Description of the task
Collect all lines from the records below that include the word "Temperatures".

Supplied entries
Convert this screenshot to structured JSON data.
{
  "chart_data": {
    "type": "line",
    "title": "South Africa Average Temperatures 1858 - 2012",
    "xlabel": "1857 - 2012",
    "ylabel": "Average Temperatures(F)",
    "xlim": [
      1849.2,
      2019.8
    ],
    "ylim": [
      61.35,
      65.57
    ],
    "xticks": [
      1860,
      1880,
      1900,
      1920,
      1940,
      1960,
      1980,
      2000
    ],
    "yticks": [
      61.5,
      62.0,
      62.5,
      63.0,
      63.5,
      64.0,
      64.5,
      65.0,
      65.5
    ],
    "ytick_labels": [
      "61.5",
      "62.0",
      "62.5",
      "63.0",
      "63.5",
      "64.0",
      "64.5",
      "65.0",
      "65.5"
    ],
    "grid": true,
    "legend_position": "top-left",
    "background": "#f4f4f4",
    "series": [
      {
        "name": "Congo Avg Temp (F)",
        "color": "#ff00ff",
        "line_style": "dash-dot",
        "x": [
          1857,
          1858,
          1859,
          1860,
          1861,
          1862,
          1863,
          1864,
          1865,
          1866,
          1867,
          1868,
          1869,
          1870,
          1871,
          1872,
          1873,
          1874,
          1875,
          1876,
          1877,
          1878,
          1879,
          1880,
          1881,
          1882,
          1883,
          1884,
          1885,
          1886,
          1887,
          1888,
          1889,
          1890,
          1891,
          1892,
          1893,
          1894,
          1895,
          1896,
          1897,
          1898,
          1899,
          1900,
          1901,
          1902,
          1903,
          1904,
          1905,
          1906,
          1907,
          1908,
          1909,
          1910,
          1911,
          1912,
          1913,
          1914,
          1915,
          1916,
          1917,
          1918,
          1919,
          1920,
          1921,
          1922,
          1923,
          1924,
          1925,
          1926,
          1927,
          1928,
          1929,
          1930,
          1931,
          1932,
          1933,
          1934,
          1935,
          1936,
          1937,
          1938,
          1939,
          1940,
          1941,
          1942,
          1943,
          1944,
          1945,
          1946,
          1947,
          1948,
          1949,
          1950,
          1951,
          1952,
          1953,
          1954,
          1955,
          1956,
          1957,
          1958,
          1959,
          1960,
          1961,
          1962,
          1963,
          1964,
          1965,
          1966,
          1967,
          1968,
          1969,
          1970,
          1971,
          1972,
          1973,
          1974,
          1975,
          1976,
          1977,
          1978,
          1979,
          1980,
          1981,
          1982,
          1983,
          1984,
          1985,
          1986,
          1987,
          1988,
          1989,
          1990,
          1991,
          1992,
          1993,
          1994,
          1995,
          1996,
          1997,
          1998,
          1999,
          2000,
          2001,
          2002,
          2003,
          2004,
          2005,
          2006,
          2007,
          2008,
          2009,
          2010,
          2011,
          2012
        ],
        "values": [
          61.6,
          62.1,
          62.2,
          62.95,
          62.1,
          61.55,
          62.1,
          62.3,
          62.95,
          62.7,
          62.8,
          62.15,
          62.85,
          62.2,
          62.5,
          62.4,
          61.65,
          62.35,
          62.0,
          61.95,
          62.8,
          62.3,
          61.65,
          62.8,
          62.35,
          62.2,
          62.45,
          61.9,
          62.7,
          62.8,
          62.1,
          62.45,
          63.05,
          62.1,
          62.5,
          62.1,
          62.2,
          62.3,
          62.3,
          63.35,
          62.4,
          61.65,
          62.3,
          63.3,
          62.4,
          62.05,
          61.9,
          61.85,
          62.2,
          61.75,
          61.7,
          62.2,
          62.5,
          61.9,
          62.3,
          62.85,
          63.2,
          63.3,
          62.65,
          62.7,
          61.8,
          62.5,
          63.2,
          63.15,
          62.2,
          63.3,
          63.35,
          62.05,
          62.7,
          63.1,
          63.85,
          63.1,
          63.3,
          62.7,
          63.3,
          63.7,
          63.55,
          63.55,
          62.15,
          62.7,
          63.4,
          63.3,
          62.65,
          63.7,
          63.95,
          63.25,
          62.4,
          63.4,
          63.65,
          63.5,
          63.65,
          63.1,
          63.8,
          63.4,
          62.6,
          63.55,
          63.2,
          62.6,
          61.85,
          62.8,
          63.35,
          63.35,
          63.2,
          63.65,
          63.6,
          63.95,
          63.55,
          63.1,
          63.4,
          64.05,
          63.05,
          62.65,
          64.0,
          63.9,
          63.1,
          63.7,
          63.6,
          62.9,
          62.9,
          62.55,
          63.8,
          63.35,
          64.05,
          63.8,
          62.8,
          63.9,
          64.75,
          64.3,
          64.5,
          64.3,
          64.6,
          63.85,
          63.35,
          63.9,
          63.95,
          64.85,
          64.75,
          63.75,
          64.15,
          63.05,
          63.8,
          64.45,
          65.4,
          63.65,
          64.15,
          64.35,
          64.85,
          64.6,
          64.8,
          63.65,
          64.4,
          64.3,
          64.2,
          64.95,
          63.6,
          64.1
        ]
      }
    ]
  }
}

Response below
    "title": "South Africa Average Temperatures 1858 - 2012",
    "ylabel": "Average Temperatures(F)",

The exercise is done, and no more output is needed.